+++ DATA IN THIS EXERCISE

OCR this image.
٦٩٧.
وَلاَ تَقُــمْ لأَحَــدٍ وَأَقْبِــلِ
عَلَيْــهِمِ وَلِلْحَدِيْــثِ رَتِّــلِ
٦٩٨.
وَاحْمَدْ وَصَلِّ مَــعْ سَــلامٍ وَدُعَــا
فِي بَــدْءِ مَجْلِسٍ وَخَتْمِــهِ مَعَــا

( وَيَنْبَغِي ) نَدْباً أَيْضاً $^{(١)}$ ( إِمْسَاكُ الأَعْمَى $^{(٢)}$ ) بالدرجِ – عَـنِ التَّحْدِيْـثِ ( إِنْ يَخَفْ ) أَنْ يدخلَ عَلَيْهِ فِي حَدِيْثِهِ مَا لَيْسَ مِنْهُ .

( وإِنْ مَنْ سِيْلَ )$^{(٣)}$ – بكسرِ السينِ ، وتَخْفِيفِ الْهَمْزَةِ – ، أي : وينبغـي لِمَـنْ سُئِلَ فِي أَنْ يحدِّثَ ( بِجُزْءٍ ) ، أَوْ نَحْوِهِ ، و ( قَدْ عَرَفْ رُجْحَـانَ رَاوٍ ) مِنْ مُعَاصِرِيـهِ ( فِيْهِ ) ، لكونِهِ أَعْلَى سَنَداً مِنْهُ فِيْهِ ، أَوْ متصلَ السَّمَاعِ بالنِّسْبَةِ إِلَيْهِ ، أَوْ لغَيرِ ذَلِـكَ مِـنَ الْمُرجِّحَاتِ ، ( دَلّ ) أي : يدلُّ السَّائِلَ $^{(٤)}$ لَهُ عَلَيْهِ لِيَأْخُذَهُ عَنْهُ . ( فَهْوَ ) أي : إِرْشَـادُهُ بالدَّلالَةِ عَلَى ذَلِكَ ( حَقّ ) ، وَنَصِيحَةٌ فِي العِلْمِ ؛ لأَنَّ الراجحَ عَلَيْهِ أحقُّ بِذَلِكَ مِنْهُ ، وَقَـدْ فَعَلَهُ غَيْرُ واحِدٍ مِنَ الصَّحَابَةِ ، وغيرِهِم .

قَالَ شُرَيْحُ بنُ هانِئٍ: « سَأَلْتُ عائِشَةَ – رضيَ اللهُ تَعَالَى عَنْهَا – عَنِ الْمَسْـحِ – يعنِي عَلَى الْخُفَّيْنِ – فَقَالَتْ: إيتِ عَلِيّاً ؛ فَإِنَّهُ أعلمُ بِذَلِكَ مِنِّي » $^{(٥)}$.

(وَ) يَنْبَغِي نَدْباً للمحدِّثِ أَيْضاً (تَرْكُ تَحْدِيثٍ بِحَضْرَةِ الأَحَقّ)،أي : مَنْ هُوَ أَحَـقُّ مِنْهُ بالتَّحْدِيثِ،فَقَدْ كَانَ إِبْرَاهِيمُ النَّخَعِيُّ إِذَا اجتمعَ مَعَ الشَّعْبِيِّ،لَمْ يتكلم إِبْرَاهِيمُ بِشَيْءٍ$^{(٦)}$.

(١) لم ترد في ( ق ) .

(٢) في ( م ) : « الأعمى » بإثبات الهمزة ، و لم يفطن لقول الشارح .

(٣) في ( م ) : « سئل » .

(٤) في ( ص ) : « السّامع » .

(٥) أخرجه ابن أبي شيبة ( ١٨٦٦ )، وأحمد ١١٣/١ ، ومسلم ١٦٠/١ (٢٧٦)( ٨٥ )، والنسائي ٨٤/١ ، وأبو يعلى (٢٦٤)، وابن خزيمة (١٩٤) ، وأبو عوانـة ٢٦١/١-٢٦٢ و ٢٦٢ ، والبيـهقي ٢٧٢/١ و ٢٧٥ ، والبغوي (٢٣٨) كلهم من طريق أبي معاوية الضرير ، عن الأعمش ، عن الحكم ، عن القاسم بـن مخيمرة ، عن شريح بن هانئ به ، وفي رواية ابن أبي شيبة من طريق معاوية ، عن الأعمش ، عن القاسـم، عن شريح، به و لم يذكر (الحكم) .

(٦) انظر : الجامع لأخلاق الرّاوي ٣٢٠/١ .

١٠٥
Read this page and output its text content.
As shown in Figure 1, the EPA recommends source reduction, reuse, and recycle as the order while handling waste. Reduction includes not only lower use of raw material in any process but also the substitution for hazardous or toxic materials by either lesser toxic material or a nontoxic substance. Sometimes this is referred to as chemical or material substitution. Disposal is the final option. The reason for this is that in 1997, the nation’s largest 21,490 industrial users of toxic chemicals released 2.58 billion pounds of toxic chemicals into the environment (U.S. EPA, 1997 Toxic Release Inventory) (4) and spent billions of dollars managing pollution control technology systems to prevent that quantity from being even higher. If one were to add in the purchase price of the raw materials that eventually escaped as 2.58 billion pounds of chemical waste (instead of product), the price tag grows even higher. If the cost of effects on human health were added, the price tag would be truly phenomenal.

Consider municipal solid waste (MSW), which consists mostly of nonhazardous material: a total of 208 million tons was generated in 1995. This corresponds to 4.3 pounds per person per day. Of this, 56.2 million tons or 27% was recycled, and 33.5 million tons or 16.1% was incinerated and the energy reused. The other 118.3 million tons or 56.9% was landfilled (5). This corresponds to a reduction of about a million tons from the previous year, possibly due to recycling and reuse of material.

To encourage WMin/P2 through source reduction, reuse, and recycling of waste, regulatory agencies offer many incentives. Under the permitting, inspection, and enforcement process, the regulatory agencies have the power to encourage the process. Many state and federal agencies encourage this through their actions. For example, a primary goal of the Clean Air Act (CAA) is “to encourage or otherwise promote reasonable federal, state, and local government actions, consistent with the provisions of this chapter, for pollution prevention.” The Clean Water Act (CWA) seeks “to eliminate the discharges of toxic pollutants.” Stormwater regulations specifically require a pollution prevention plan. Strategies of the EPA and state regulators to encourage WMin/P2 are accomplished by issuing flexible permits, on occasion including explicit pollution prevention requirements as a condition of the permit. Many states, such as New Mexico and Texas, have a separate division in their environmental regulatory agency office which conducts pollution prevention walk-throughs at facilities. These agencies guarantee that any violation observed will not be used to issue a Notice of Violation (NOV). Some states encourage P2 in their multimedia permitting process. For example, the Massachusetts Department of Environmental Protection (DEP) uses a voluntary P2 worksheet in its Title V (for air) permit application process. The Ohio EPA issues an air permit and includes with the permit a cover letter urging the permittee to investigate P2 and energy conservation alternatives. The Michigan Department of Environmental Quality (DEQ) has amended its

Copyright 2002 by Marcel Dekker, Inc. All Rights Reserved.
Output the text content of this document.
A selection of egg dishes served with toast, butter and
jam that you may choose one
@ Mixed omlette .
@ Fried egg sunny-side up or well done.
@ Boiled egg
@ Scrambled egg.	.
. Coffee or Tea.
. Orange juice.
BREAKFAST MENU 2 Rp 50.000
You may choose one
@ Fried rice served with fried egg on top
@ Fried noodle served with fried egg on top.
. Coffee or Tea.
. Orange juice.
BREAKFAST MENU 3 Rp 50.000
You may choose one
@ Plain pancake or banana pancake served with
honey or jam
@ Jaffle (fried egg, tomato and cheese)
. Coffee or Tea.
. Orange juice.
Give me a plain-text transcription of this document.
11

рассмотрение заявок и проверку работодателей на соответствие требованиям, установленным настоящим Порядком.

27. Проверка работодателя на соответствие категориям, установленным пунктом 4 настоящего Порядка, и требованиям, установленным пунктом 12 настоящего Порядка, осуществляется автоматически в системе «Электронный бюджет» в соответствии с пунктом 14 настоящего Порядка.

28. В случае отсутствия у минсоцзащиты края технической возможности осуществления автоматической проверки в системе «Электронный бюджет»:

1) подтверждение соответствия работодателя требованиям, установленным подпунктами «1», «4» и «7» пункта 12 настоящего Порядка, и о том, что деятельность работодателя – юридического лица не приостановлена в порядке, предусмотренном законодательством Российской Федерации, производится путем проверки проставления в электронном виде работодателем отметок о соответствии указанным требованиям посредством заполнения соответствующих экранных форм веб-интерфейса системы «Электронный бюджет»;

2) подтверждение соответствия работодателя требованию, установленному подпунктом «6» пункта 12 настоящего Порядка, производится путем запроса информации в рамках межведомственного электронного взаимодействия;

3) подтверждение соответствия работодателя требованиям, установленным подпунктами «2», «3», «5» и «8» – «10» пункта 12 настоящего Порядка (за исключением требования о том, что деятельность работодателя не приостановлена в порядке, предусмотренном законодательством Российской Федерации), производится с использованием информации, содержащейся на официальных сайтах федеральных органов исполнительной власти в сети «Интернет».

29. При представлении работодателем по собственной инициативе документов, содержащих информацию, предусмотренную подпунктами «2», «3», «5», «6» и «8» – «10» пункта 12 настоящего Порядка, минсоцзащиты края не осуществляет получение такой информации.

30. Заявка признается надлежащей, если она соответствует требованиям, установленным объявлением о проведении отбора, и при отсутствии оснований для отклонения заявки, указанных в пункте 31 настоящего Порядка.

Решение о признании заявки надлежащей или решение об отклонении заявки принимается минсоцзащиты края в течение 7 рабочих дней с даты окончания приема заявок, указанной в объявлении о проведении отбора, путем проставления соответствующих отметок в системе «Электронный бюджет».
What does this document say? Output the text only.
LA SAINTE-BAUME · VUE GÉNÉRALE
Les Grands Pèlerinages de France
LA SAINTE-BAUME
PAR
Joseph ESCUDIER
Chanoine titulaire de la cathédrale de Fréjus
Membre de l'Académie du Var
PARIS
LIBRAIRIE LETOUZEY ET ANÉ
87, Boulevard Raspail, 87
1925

++++++

Search the data for "BREAKFAST". Copy every matching line.

BREAKFAST MENU 2 Rp 50.000
BREAKFAST MENU 3 Rp 50.000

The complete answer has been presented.